>> Start DATA RECORDS

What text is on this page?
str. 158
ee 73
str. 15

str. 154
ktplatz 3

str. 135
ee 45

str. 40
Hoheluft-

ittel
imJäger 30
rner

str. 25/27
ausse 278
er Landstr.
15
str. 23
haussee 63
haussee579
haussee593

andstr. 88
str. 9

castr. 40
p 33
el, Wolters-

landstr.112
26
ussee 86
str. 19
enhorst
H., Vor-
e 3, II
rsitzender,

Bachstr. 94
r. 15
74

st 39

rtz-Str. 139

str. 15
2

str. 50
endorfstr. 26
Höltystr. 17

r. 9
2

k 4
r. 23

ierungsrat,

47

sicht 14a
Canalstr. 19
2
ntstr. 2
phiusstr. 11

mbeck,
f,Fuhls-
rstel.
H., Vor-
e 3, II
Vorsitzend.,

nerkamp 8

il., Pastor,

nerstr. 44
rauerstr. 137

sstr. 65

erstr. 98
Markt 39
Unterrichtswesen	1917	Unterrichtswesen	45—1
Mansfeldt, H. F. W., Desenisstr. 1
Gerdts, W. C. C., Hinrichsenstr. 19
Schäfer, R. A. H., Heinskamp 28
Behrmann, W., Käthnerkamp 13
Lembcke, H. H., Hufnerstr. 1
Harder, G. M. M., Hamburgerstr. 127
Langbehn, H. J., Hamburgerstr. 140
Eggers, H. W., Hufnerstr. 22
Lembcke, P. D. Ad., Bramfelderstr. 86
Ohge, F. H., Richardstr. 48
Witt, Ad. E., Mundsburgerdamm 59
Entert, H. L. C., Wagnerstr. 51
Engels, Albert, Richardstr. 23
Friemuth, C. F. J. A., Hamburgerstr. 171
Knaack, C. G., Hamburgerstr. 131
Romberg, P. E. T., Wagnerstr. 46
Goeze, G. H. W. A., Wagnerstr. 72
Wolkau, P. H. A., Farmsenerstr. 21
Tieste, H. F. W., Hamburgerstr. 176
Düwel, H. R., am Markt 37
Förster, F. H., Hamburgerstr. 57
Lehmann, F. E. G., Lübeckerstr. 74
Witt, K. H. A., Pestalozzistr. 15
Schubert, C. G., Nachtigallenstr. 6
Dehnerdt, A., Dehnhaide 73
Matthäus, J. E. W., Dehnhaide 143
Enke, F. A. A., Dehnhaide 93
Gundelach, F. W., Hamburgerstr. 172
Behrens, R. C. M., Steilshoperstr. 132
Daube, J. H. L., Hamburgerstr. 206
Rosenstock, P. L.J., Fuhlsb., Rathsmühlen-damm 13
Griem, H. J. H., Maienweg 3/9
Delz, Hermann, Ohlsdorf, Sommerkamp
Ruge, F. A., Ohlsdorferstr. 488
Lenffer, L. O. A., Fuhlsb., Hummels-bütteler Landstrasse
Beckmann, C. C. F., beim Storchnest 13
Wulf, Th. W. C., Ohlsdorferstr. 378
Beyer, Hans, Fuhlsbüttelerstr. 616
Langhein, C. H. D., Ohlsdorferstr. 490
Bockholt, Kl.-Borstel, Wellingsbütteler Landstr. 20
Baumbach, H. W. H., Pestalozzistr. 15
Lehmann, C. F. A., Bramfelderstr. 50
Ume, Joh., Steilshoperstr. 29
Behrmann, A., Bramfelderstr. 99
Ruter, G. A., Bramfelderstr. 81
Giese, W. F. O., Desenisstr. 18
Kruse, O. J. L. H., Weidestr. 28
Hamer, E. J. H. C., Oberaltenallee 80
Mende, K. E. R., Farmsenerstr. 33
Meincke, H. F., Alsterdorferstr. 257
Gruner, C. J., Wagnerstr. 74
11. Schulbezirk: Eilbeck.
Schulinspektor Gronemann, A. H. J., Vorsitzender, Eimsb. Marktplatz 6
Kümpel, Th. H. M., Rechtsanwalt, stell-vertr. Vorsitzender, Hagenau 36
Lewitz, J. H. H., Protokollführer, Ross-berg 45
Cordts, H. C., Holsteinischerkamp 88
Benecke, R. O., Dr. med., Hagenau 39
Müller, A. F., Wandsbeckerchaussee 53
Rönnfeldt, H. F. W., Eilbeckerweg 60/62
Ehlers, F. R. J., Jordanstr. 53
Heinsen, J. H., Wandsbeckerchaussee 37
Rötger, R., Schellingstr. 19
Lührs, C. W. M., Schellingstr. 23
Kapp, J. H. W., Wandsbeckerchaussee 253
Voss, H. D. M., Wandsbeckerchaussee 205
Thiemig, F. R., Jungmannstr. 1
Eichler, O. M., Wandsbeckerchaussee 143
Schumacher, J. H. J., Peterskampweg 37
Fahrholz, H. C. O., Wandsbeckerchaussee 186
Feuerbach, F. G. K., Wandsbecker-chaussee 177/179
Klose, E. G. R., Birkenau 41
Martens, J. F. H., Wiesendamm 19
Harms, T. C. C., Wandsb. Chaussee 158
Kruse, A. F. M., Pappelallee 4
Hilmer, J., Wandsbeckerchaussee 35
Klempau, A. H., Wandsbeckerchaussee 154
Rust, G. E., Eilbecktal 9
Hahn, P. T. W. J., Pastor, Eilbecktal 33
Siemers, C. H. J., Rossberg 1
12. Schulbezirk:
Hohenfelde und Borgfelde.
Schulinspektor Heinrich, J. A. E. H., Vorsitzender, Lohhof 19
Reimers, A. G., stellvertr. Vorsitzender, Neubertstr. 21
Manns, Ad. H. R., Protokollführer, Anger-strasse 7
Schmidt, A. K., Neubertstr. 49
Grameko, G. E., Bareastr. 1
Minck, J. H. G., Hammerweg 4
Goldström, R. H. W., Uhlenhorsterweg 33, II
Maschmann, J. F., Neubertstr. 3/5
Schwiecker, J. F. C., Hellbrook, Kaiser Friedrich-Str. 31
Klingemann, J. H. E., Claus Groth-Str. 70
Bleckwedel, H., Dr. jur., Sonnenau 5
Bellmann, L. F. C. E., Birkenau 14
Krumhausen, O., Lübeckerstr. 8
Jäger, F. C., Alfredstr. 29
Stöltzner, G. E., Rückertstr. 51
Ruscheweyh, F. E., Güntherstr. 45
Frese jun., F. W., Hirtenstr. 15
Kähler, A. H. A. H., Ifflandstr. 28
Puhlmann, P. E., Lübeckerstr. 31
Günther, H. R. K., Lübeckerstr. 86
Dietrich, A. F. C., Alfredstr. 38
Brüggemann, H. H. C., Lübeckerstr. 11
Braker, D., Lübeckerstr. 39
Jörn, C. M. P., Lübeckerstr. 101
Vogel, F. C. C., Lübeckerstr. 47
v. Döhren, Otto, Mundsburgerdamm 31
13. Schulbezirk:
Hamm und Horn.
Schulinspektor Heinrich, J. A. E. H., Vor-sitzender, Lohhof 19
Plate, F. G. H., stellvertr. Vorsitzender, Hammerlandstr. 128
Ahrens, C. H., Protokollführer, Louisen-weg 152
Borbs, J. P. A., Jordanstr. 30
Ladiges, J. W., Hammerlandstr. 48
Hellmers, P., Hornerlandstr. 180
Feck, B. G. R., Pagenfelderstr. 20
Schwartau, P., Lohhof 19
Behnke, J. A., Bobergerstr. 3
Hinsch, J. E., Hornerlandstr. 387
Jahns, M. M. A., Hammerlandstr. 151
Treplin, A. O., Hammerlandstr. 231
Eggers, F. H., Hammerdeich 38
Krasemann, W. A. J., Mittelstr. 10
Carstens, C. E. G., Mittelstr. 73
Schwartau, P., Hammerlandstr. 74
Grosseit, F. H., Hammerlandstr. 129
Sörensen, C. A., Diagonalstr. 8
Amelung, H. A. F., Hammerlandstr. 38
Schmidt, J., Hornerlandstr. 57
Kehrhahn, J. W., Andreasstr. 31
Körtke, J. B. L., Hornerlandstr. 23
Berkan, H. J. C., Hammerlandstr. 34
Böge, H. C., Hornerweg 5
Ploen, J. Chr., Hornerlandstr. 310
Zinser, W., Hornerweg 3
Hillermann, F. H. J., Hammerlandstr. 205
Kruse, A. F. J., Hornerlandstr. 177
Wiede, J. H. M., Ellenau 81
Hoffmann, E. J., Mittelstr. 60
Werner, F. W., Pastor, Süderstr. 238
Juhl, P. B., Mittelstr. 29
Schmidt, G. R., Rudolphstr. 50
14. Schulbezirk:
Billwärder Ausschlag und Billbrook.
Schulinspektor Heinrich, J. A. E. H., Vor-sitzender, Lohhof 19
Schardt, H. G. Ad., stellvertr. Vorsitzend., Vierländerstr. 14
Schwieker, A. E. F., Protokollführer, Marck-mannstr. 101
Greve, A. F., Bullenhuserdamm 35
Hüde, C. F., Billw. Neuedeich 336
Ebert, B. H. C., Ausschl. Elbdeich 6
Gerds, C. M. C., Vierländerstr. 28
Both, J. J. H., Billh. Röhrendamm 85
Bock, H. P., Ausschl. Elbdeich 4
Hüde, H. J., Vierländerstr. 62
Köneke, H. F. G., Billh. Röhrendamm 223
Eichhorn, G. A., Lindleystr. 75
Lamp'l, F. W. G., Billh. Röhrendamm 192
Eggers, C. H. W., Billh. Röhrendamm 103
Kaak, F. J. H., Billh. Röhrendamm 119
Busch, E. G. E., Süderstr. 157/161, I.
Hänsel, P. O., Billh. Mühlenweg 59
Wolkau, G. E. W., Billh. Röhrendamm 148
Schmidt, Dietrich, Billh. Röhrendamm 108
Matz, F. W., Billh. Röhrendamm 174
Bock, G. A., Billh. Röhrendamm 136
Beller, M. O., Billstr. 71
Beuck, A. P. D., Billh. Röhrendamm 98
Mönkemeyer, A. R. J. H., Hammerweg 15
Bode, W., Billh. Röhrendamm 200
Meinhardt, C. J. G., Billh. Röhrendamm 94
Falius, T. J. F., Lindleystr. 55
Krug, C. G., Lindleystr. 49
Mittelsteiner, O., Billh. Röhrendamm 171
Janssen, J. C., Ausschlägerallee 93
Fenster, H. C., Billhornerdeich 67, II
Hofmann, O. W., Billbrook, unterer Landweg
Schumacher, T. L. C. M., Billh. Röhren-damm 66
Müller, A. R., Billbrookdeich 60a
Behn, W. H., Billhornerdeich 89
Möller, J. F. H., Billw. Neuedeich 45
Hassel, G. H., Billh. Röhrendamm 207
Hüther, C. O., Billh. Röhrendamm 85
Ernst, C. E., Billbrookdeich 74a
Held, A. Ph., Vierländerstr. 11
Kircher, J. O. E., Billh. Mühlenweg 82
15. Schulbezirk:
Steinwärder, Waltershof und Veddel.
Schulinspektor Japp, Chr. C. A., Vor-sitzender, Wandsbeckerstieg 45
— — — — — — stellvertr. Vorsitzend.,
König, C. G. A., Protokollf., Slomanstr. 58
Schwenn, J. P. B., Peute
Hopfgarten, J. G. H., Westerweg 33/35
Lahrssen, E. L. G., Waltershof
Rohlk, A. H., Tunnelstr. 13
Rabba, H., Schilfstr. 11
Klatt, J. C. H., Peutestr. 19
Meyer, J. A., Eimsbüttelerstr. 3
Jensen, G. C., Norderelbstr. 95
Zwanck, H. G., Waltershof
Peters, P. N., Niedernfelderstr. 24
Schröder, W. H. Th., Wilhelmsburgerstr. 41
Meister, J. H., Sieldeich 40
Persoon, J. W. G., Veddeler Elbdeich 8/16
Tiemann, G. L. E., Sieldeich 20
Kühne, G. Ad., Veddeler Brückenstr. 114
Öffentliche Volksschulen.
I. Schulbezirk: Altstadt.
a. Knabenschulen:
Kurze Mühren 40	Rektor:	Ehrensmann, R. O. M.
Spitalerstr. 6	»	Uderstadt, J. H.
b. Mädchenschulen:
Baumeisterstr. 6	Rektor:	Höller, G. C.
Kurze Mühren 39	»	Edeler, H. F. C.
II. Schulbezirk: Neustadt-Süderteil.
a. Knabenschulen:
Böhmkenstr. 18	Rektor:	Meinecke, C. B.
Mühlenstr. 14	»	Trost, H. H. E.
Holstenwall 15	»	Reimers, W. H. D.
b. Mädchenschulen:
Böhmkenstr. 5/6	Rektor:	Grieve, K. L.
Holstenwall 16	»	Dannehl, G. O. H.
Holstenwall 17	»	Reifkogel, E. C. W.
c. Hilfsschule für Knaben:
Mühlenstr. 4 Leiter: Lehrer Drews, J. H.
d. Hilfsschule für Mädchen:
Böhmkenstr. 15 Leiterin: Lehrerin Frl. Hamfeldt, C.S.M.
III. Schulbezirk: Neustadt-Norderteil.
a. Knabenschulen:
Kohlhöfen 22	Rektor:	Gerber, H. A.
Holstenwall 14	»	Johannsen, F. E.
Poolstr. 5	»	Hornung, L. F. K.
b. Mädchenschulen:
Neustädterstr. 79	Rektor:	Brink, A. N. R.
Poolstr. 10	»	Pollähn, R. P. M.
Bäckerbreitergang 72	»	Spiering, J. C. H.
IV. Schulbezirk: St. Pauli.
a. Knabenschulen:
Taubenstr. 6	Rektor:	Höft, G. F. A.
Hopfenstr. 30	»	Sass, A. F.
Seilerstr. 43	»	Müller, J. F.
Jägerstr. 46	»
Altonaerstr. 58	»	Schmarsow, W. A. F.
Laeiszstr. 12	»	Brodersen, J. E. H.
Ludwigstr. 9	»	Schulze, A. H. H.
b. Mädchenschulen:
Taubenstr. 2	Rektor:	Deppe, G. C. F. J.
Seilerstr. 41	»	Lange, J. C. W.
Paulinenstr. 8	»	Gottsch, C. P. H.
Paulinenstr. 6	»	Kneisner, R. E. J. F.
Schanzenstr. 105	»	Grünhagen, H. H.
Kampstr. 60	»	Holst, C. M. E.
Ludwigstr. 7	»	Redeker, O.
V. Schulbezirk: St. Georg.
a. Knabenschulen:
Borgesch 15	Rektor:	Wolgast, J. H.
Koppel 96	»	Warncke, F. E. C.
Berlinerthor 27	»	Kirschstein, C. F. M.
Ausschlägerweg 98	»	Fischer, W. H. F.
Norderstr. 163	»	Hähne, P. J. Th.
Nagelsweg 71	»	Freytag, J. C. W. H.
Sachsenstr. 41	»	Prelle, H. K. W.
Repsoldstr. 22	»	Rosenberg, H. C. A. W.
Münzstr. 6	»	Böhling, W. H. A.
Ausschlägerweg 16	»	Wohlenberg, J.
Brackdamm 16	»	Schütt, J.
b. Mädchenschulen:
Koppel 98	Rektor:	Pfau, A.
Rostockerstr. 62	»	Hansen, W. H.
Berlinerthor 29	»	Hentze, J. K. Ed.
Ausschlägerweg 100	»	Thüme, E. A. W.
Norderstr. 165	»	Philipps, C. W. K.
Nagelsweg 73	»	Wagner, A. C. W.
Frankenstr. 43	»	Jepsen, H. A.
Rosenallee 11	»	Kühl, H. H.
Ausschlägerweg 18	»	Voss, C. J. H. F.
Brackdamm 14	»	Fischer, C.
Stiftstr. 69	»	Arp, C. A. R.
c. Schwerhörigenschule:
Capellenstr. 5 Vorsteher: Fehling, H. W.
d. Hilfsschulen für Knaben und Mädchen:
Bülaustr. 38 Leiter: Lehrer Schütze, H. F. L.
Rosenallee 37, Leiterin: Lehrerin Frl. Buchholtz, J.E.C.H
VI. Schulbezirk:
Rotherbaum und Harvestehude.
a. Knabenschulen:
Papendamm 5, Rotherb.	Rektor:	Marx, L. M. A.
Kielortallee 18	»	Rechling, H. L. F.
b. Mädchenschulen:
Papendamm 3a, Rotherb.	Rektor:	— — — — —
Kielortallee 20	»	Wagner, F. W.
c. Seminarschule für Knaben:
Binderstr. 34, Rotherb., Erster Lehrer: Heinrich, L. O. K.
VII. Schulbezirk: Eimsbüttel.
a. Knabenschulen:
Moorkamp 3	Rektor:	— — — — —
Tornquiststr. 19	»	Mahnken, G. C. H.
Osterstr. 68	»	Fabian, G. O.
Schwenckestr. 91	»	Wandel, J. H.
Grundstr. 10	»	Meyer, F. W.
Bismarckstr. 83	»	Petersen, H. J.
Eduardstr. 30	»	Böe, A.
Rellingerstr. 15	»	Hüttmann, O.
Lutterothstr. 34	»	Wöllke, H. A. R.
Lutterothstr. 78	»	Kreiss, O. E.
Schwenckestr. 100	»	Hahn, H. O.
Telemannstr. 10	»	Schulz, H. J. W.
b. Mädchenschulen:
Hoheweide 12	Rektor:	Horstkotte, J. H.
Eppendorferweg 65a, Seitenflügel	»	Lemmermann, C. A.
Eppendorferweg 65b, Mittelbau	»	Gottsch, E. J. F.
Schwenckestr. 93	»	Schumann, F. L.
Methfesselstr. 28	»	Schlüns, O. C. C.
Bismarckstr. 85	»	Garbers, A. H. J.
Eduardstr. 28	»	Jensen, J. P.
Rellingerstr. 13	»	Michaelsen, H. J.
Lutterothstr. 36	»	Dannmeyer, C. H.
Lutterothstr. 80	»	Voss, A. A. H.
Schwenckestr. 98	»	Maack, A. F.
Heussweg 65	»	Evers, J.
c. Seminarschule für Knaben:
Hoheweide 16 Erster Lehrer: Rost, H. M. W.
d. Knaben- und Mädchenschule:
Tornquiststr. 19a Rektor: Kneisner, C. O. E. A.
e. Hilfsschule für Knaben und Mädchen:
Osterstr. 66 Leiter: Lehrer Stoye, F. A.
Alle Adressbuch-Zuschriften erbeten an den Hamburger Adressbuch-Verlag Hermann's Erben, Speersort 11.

>> End DATA RECORDS

Search the data above for the string "Wandsbeckerchaussee" and copy each line that has it.

-- OUTPUT FOR THIS TASK --
Müller, A. F., Wandsbeckerchaussee 53
Heinsen, J. H., Wandsbeckerchaussee 37
Kapp, J. H. W., Wandsbeckerchaussee 253
Voss, H. D. M., Wandsbeckerchaussee 205
Eichler, O. M., Wandsbeckerchaussee 143
Fahrholz, H. C. O., Wandsbeckerchaussee 186
Hilmer, J., Wandsbeckerchaussee 35
Klempau, A. H., Wandsbeckerchaussee 154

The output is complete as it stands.